Can you transcribe every record below exactly as it appears?

Figure dataset records:
···
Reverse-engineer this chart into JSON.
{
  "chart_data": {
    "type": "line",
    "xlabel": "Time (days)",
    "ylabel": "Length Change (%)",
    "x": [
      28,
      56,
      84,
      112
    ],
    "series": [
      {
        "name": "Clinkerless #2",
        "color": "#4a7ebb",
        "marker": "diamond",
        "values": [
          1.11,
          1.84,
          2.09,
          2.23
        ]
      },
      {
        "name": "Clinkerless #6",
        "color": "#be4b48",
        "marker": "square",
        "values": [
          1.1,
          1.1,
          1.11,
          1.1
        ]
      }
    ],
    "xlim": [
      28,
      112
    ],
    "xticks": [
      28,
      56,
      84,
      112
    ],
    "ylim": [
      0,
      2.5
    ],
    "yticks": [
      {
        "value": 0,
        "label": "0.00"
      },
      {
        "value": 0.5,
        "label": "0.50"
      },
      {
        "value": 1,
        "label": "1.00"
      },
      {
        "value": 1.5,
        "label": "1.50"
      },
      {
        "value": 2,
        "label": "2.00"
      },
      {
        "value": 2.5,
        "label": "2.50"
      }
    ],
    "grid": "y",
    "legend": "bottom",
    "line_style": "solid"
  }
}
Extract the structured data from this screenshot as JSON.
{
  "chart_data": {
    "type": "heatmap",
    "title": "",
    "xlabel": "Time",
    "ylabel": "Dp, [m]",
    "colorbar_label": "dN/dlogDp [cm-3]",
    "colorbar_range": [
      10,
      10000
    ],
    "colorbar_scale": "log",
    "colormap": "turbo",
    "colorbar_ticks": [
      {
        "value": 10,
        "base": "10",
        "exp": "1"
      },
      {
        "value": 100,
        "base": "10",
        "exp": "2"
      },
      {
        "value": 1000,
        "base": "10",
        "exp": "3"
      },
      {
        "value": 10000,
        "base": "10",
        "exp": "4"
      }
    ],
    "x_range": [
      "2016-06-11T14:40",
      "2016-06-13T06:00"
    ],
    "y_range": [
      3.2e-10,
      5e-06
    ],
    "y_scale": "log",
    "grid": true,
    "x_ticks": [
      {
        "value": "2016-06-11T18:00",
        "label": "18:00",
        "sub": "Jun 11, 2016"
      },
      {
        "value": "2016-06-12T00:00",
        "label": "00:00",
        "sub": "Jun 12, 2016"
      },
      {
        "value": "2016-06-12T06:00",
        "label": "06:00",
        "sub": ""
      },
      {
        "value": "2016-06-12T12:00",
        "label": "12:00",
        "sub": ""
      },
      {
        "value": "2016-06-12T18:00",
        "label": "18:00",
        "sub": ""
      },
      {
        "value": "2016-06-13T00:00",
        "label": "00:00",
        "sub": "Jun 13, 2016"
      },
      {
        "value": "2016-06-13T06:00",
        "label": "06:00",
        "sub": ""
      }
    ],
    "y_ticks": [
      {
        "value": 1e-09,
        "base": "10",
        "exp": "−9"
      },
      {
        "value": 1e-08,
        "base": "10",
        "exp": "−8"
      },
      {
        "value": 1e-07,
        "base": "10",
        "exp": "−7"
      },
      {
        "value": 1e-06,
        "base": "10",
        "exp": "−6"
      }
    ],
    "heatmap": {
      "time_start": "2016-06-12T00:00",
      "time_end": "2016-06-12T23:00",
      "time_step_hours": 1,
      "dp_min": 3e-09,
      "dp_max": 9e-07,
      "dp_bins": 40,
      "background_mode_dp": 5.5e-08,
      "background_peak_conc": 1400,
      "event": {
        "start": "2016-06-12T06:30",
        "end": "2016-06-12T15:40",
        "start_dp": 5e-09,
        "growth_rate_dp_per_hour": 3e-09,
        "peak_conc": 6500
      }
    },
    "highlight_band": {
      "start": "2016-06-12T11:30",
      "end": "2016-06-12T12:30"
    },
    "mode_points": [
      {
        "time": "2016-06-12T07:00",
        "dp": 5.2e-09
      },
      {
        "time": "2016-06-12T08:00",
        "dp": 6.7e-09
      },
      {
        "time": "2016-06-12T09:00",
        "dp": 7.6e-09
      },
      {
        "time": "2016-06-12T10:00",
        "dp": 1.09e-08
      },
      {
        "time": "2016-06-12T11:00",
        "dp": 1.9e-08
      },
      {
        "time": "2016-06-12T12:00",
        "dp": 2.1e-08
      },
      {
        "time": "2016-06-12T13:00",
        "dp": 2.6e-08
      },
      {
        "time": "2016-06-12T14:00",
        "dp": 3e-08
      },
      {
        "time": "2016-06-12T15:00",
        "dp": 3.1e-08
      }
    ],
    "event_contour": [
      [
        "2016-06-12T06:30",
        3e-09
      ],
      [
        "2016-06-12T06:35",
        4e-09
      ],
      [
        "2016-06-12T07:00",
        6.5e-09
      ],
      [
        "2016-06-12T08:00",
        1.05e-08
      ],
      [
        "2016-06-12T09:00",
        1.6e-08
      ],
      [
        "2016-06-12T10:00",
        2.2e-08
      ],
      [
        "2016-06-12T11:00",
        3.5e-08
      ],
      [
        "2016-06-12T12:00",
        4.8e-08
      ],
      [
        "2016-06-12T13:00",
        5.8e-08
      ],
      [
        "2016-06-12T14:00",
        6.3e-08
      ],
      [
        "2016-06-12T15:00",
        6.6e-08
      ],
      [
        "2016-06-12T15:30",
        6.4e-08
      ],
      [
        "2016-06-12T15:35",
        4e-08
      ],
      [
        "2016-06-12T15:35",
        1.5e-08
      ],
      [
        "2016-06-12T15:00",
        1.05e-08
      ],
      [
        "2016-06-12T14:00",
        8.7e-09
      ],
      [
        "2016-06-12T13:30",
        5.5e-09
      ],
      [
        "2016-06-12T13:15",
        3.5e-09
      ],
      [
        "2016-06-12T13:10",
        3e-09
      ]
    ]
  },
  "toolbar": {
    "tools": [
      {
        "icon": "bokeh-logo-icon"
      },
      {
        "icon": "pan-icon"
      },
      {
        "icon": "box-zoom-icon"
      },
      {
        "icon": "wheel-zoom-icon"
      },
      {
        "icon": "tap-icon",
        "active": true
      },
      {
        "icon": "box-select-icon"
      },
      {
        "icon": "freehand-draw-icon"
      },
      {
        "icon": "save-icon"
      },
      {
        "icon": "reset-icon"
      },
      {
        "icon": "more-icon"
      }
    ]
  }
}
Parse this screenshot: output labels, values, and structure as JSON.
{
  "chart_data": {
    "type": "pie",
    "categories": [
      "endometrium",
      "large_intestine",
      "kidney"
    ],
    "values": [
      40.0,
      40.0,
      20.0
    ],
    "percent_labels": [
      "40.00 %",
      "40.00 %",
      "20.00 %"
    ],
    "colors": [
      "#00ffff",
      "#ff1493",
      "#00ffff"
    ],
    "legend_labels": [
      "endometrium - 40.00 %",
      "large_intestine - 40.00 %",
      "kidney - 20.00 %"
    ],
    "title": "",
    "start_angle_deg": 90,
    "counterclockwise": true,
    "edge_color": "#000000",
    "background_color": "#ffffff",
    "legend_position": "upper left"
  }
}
···
_Written solution_
Reverse-engineer this chart into JSON.
{
  "chart_data": {
    "type": "line",
    "xlabel": "Time (days)",
    "ylabel": "Length Change (%)",
    "x": [
      28,
      56,
      84,
      112
    ],
    "series": [
      {
        "name": "Clinkerless #2",
        "color": "#4a7ebb",
        "marker": "diamond",
        "values": [
          1.11,
          1.84,
          2.09,
          2.23
        ]
      },
      {
        "name": "Clinkerless #6",
        "color": "#be4b48",
        "marker": "square",
        "values": [
          1.1,
          1.1,
          1.11,
          1.1
        ]
      }
    ],
    "xlim": [
      28,
      112
    ],
    "xticks": [
      28,
      56,
      84,
      112
    ],
    "ylim": [
      0,
      2.5
    ],
    "yticks": [
      {
        "value": 0,
        "label": "0.00"
      },
      {
        "value": 0.5,
        "label": "0.50"
      },
      {
        "value": 1,
        "label": "1.00"
      },
      {
        "value": 1.5,
        "label": "1.50"
      },
      {
        "value": 2,
        "label": "2.00"
      },
      {
        "value": 2.5,
        "label": "2.50"
      }
    ],
    "grid": "y",
    "legend": "bottom",
    "line_style": "solid"
  }
}
Extract the structured data from this screenshot as JSON.
{
  "chart_data": {
    "type": "heatmap",
    "title": "",
    "xlabel": "Time",
    "ylabel": "Dp, [m]",
    "colorbar_label": "dN/dlogDp [cm-3]",
    "colorbar_range": [
      10,
      10000
    ],
    "colorbar_scale": "log",
    "colormap": "turbo",
    "colorbar_ticks": [
      {
        "value": 10,
        "base": "10",
        "exp": "1"
      },
      {
        "value": 100,
        "base": "10",
        "exp": "2"
      },
      {
        "value": 1000,
        "base": "10",
        "exp": "3"
      },
      {
        "value": 10000,
        "base": "10",
        "exp": "4"
      }
    ],
    "x_range": [
      "2016-06-11T14:40",
      "2016-06-13T06:00"
    ],
    "y_range": [
      3.2e-10,
      5e-06
    ],
    "y_scale": "log",
    "grid": true,
    "x_ticks": [
      {
        "value": "2016-06-11T18:00",
        "label": "18:00",
        "sub": "Jun 11, 2016"
      },
      {
        "value": "2016-06-12T00:00",
        "label": "00:00",
        "sub": "Jun 12, 2016"
      },
      {
        "value": "2016-06-12T06:00",
        "label": "06:00",
        "sub": ""
      },
      {
        "value": "2016-06-12T12:00",
        "label": "12:00",
        "sub": ""
      },
      {
        "value": "2016-06-12T18:00",
        "label": "18:00",
        "sub": ""
      },
      {
        "value": "2016-06-13T00:00",
        "label": "00:00",
        "sub": "Jun 13, 2016"
      },
      {
        "value": "2016-06-13T06:00",
        "label": "06:00",
        "sub": ""
      }
    ],
    "y_ticks": [
      {
        "value": 1e-09,
        "base": "10",
        "exp": "−9"
      },
      {
        "value": 1e-08,
        "base": "10",
        "exp": "−8"
      },
      {
        "value": 1e-07,
        "base": "10",
        "exp": "−7"
      },
      {
        "value": 1e-06,
        "base": "10",
        "exp": "−6"
      }
    ],
    "heatmap": {
      "time_start": "2016-06-12T00:00",
      "time_end": "2016-06-12T23:00",
      "time_step_hours": 1,
      "dp_min": 3e-09,
      "dp_max": 9e-07,
      "dp_bins": 40,
      "background_mode_dp": 5.5e-08,
      "background_peak_conc": 1400,
      "event": {
        "start": "2016-06-12T06:30",
        "end": "2016-06-12T15:40",
        "start_dp": 5e-09,
        "growth_rate_dp_per_hour": 3e-09,
        "peak_conc": 6500
      }
    },
    "highlight_band": {
      "start": "2016-06-12T11:30",
      "end": "2016-06-12T12:30"
    },
    "mode_points": [
      {
        "time": "2016-06-12T07:00",
        "dp": 5.2e-09
      },
      {
        "time": "2016-06-12T08:00",
        "dp": 6.7e-09
      },
      {
        "time": "2016-06-12T09:00",
        "dp": 7.6e-09
      },
      {
        "time": "2016-06-12T10:00",
        "dp": 1.09e-08
      },
      {
        "time": "2016-06-12T11:00",
        "dp": 1.9e-08
      },
      {
        "time": "2016-06-12T12:00",
        "dp": 2.1e-08
      },
      {
        "time": "2016-06-12T13:00",
        "dp": 2.6e-08
      },
      {
        "time": "2016-06-12T14:00",
        "dp": 3e-08
      },
      {
        "time": "2016-06-12T15:00",
        "dp": 3.1e-08
      }
    ],
    "event_contour": [
      [
        "2016-06-12T06:30",
        3e-09
      ],
      [
        "2016-06-12T06:35",
        4e-09
      ],
      [
        "2016-06-12T07:00",
        6.5e-09
      ],
      [
        "2016-06-12T08:00",
        1.05e-08
      ],
      [
        "2016-06-12T09:00",
        1.6e-08
      ],
      [
        "2016-06-12T10:00",
        2.2e-08
      ],
      [
        "2016-06-12T11:00",
        3.5e-08
      ],
      [
        "2016-06-12T12:00",
        4.8e-08
      ],
      [
        "2016-06-12T13:00",
        5.8e-08
      ],
      [
        "2016-06-12T14:00",
        6.3e-08
      ],
      [
        "2016-06-12T15:00",
        6.6e-08
      ],
      [
        "2016-06-12T15:30",
        6.4e-08
      ],
      [
        "2016-06-12T15:35",
        4e-08
      ],
      [
        "2016-06-12T15:35",
        1.5e-08
      ],
      [
        "2016-06-12T15:00",
        1.05e-08
      ],
      [
        "2016-06-12T14:00",
        8.7e-09
      ],
      [
        "2016-06-12T13:30",
        5.5e-09
      ],
      [
        "2016-06-12T13:15",
        3.5e-09
      ],
      [
        "2016-06-12T13:10",
        3e-09
      ]
    ]
  },
  "toolbar": {
    "tools": [
      {
        "icon": "bokeh-logo-icon"
      },
      {
        "icon": "pan-icon"
      },
      {
        "icon": "box-zoom-icon"
      },
      {
        "icon": "wheel-zoom-icon"
      },
      {
        "icon": "tap-icon",
        "active": true
      },
      {
        "icon": "box-select-icon"
      },
      {
        "icon": "freehand-draw-icon"
      },
      {
        "icon": "save-icon"
      },
      {
        "icon": "reset-icon"
      },
      {
        "icon": "more-icon"
      }
    ]
  }
}
Parse this screenshot: output labels, values, and structure as JSON.
{
  "chart_data": {
    "type": "pie",
    "categories": [
      "endometrium",
      "large_intestine",
      "kidney"
    ],
    "values": [
      40.0,
      40.0,
      20.0
    ],
    "percent_labels": [
      "40.00 %",
      "40.00 %",
      "20.00 %"
    ],
    "colors": [
      "#00ffff",
      "#ff1493",
      "#00ffff"
    ],
    "legend_labels": [
      "endometrium - 40.00 %",
      "large_intestine - 40.00 %",
      "kidney - 20.00 %"
    ],
    "title": "",
    "start_angle_deg": 90,
    "counterclockwise": true,
    "edge_color": "#000000",
    "background_color": "#ffffff",
    "legend_position": "upper left"
  }
}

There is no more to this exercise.